## Begin Given data
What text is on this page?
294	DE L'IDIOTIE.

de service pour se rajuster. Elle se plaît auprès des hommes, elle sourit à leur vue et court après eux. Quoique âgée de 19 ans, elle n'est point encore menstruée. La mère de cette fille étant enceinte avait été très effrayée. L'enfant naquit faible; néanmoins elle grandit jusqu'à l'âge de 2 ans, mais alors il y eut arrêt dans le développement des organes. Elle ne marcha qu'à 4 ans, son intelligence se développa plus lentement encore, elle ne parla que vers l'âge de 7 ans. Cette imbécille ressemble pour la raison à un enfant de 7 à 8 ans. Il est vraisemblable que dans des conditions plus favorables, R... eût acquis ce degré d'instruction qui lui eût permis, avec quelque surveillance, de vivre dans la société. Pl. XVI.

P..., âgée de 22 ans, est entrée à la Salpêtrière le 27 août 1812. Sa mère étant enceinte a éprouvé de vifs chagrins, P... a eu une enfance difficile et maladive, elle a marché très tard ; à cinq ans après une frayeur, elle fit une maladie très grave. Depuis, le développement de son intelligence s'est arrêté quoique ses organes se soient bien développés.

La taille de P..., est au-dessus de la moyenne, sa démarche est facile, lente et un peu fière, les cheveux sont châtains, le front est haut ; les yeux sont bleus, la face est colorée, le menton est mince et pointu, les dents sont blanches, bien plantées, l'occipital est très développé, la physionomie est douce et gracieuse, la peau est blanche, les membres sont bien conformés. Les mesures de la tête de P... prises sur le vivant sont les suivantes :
## End Given data
▸ **The exercise**
The lines above should be duplicated exactly.

▸ **Task answer**
What text is on this page?
294	DE L'IDIOTIE.

de service pour se rajuster. Elle se plaît auprès des hommes, elle sourit à leur vue et court après eux. Quoique âgée de 19 ans, elle n'est point encore menstruée. La mère de cette fille étant enceinte avait été très effrayée. L'enfant naquit faible; néanmoins elle grandit jusqu'à l'âge de 2 ans, mais alors il y eut arrêt dans le développement des organes. Elle ne marcha qu'à 4 ans, son intelligence se développa plus lentement encore, elle ne parla que vers l'âge de 7 ans. Cette imbécille ressemble pour la raison à un enfant de 7 à 8 ans. Il est vraisemblable que dans des conditions plus favorables, R... eût acquis ce degré d'instruction qui lui eût permis, avec quelque surveillance, de vivre dans la société. Pl. XVI.

P..., âgée de 22 ans, est entrée à la Salpêtrière le 27 août 1812. Sa mère étant enceinte a éprouvé de vifs chagrins, P... a eu une enfance difficile et maladive, elle a marché très tard ; à cinq ans après une frayeur, elle fit une maladie très grave. Depuis, le développement de son intelligence s'est arrêté quoique ses organes se soient bien développés.

La taille de P..., est au-dessus de la moyenne, sa démarche est facile, lente et un peu fière, les cheveux sont châtains, le front est haut ; les yeux sont bleus, la face est colorée, le menton est mince et pointu, les dents sont blanches, bien plantées, l'occipital est très développé, la physionomie est douce et gracieuse, la peau est blanche, les membres sont bien conformés. Les mesures de la tête de P... prises sur le vivant sont les suivantes :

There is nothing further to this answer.